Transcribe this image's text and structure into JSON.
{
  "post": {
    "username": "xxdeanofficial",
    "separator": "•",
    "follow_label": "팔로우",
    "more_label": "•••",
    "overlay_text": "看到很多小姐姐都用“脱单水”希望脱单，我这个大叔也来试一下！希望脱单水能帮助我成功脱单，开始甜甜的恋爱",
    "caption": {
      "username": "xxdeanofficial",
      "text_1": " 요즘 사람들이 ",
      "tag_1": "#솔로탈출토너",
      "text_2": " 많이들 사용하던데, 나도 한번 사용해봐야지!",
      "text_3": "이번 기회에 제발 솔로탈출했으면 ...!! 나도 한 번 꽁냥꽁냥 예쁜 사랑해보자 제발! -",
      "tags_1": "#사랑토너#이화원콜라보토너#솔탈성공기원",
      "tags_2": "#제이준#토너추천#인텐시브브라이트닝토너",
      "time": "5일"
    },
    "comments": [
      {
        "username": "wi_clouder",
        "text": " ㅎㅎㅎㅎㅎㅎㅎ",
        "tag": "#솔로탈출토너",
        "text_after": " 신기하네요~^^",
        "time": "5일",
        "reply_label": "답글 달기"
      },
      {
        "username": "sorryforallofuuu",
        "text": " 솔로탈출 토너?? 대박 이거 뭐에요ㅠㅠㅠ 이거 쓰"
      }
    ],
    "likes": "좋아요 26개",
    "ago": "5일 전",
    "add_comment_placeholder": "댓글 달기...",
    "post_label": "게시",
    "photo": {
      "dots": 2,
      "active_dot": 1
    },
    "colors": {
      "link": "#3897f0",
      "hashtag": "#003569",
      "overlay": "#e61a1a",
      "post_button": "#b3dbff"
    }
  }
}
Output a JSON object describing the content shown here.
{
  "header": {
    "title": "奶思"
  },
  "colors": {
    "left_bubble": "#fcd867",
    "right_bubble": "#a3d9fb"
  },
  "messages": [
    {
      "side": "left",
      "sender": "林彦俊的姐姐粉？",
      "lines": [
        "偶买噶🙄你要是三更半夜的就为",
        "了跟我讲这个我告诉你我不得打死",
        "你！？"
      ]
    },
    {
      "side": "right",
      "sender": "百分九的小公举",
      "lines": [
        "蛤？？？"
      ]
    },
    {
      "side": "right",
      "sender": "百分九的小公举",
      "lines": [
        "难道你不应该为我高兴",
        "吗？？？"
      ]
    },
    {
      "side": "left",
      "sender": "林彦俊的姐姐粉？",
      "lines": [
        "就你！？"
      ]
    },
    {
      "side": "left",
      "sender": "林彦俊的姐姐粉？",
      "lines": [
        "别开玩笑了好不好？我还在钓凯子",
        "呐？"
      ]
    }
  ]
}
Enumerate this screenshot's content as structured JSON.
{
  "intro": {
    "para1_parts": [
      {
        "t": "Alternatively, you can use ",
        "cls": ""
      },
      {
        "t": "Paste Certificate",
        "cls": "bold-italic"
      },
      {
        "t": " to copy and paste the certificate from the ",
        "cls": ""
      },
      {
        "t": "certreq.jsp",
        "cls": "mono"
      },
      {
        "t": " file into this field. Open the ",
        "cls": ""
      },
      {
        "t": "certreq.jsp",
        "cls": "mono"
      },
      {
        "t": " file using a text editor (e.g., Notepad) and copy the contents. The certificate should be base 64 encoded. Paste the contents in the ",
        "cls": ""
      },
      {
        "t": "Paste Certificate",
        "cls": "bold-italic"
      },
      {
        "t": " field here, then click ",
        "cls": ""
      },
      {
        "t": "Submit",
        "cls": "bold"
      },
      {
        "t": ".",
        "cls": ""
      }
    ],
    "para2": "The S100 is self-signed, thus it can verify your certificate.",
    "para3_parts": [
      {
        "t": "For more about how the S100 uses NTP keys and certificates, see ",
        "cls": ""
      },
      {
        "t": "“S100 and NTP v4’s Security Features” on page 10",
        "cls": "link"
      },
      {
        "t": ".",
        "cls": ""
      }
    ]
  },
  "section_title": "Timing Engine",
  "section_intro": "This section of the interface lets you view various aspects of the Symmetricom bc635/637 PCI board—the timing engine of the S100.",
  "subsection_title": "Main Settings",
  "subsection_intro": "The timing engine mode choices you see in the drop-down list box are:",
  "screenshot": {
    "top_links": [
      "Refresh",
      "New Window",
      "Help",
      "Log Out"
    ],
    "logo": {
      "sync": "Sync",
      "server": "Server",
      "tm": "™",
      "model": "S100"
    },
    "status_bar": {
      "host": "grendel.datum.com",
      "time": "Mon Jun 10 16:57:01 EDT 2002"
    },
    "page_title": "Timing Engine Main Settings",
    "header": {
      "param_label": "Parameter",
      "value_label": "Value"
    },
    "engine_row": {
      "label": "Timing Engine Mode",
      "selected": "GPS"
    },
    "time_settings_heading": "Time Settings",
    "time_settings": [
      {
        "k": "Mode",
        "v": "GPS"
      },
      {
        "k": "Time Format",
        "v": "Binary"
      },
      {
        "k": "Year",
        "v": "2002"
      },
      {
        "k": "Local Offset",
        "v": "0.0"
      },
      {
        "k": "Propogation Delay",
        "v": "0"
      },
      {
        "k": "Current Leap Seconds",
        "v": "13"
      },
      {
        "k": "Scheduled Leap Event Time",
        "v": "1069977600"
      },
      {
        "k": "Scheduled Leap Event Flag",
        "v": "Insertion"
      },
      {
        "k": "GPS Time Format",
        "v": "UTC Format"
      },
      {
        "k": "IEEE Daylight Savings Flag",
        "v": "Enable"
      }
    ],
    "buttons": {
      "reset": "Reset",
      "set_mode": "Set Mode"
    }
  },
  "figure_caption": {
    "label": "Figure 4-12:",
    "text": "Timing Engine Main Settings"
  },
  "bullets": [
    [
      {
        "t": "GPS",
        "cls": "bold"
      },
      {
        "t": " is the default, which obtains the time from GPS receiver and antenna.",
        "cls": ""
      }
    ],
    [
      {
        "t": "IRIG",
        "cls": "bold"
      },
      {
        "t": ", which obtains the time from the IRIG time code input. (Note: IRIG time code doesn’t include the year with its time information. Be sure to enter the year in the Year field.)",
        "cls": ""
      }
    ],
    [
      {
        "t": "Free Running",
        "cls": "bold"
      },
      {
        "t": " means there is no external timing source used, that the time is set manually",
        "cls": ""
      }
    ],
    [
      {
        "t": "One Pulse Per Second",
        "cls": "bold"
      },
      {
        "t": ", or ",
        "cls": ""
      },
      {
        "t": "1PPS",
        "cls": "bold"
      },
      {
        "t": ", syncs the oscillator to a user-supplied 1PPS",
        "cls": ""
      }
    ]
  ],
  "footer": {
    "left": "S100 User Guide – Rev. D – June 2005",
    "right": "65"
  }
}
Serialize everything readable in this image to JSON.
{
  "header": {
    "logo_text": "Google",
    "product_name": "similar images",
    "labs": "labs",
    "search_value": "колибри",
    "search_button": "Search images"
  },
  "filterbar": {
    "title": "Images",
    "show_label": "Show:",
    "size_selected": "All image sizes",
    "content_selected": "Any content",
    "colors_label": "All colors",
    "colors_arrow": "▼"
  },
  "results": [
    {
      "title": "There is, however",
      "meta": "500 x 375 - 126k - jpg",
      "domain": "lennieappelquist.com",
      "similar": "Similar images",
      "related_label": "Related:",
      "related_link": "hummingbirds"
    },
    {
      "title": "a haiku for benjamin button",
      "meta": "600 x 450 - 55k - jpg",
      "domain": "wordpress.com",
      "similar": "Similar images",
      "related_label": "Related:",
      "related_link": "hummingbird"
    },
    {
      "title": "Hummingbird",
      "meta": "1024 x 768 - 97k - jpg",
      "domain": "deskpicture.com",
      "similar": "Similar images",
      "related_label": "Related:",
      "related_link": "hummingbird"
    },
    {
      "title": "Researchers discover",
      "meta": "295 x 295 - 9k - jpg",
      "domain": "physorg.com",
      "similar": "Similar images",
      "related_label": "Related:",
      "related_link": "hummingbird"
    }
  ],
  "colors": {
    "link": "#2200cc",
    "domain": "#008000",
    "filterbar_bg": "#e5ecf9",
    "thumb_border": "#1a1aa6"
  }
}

> Required task
Copy each line above that contains the string "screenshot".

> Answer below
Enumerate this screenshot's content as structured JSON.
  "screenshot": {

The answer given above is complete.